▶ PROBLEM DETAILS
The records below are split into lines. How many of those lines contain the string "from"? Reply with the number only.

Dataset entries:
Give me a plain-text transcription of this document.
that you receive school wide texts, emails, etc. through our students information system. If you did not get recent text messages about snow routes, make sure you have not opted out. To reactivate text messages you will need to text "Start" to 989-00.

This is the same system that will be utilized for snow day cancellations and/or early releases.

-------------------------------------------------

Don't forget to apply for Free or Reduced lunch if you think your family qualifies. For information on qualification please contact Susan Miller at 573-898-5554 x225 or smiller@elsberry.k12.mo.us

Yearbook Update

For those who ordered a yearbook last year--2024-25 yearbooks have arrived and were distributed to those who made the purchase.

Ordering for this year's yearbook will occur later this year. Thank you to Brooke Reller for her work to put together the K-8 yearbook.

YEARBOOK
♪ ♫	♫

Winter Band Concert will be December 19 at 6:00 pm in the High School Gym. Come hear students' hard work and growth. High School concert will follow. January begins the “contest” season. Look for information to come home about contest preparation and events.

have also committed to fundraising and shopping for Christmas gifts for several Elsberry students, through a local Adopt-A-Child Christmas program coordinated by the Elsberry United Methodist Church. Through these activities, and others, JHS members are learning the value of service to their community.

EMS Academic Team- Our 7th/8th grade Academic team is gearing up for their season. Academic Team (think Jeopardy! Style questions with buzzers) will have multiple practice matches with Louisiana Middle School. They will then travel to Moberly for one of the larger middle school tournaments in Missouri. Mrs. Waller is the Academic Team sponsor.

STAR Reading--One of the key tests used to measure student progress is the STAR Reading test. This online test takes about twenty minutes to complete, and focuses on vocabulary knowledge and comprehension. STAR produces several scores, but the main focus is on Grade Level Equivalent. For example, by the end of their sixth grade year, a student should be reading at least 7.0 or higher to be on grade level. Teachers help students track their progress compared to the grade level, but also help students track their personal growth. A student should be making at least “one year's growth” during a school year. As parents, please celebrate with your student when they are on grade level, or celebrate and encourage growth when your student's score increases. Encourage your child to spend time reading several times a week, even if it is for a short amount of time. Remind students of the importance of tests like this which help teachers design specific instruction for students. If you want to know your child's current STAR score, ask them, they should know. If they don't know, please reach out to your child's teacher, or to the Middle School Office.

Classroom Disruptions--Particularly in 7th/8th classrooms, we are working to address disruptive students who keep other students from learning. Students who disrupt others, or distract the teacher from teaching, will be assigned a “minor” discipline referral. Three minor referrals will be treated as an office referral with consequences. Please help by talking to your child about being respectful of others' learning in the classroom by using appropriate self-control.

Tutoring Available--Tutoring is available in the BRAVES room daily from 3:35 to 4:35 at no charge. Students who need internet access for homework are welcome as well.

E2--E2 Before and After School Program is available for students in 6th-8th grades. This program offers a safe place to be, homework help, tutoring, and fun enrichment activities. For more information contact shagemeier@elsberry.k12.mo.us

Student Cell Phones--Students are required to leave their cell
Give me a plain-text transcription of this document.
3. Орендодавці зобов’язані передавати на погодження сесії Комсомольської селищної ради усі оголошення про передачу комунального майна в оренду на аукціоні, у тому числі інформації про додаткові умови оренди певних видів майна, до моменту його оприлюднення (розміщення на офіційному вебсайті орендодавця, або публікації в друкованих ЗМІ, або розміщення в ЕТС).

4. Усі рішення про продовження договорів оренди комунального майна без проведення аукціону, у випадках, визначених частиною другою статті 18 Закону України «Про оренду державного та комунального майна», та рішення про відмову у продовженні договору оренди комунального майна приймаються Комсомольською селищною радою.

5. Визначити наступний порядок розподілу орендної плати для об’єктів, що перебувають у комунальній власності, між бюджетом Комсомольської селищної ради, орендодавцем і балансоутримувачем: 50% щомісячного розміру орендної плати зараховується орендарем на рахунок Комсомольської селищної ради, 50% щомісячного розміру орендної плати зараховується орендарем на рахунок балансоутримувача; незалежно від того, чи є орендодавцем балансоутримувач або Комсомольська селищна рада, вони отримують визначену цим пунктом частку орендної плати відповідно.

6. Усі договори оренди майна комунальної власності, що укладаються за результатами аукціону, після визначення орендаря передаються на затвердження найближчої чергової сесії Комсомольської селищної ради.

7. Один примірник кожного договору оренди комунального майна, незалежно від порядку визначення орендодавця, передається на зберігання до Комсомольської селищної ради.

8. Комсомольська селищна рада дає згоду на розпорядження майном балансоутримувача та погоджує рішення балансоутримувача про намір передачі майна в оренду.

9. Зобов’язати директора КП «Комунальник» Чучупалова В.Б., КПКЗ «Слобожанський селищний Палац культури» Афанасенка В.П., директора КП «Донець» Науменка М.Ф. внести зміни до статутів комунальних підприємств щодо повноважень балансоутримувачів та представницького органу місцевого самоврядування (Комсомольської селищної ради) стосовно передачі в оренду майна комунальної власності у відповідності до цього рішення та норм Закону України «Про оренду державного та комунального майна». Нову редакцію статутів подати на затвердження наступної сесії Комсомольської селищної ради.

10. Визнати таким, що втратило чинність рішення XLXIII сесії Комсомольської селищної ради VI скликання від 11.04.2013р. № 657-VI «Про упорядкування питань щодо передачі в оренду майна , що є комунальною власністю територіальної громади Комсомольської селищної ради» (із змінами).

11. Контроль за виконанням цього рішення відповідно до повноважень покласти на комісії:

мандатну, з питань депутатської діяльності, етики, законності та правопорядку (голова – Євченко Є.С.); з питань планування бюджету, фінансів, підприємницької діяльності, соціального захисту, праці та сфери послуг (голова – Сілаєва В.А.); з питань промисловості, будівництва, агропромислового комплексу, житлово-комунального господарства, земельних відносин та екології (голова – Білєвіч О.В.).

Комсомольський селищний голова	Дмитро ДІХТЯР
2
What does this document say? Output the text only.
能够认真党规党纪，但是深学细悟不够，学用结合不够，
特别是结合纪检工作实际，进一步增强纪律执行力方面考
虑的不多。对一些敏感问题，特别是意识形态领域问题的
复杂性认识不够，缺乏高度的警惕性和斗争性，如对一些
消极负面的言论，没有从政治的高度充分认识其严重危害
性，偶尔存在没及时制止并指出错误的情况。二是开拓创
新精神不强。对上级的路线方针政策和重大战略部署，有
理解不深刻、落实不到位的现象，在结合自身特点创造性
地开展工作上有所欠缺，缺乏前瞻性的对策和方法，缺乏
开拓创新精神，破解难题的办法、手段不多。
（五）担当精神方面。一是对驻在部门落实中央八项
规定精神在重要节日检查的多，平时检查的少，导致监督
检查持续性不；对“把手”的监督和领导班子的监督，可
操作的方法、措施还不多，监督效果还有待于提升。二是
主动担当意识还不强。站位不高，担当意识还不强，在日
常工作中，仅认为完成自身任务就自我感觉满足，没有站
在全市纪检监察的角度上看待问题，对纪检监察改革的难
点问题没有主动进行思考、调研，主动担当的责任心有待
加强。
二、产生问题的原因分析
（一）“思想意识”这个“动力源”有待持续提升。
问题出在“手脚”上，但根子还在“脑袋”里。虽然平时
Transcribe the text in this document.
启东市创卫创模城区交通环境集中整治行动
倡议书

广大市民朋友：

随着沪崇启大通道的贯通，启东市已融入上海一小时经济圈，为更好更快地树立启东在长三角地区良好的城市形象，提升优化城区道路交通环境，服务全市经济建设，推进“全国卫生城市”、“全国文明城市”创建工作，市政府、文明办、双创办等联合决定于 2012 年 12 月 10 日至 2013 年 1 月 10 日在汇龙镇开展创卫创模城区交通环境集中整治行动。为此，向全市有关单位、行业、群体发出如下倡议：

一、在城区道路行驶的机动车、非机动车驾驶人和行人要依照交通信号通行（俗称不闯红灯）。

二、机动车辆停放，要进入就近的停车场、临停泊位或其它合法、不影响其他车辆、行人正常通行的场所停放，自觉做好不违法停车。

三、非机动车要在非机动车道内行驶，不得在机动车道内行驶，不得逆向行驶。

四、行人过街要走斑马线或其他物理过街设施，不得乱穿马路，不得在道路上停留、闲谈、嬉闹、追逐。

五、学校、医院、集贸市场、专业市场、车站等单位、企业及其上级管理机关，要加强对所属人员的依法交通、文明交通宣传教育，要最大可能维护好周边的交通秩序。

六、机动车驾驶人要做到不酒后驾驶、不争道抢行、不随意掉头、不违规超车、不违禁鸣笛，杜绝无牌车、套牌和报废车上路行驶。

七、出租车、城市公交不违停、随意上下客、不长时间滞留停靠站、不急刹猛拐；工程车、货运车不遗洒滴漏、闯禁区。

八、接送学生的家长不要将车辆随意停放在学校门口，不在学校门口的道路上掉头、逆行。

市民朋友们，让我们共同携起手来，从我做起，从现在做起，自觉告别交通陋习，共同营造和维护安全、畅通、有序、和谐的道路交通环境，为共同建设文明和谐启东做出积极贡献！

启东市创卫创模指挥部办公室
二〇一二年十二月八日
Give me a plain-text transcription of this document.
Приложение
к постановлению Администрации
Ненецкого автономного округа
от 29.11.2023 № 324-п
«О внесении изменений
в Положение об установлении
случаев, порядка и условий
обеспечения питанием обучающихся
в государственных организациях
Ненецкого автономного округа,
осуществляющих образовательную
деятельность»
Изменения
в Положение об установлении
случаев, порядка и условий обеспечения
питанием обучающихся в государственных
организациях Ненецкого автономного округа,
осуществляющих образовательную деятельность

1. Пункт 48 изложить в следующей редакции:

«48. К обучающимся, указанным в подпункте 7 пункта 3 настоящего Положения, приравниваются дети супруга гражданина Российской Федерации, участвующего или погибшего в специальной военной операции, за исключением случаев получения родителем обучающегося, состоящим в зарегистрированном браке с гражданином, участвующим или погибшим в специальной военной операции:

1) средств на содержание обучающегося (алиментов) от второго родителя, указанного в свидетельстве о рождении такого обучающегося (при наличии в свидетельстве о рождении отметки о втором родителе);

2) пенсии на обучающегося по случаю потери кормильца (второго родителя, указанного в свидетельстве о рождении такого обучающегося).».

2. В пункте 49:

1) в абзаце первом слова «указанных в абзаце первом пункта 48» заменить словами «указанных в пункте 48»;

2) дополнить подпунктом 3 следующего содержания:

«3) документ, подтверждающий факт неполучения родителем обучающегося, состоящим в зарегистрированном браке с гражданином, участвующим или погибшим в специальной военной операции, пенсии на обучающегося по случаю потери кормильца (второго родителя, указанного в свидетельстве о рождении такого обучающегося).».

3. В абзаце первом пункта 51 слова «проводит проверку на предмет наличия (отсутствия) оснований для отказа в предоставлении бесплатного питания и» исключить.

▶ RESULT OF THIS TASK
2